## Data entries:
════════
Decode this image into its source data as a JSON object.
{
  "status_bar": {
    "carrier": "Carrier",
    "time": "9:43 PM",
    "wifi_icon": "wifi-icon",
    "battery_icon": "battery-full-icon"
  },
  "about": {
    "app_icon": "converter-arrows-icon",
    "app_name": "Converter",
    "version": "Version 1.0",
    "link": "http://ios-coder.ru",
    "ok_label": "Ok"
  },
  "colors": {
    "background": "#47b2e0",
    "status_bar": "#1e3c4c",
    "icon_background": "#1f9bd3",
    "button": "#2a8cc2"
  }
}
════════
## Exercise aim:
Please output every record, keeping each line exact.

## Finished answer:
Decode this image into its source data as a JSON object.
{
  "status_bar": {
    "carrier": "Carrier",
    "time": "9:43 PM",
    "wifi_icon": "wifi-icon",
    "battery_icon": "battery-full-icon"
  },
  "about": {
    "app_icon": "converter-arrows-icon",
    "app_name": "Converter",
    "version": "Version 1.0",
    "link": "http://ios-coder.ru",
    "ok_label": "Ok"
  },
  "colors": {
    "background": "#47b2e0",
    "status_bar": "#1e3c4c",
    "icon_background": "#1f9bd3",
    "button": "#2a8cc2"
  }
}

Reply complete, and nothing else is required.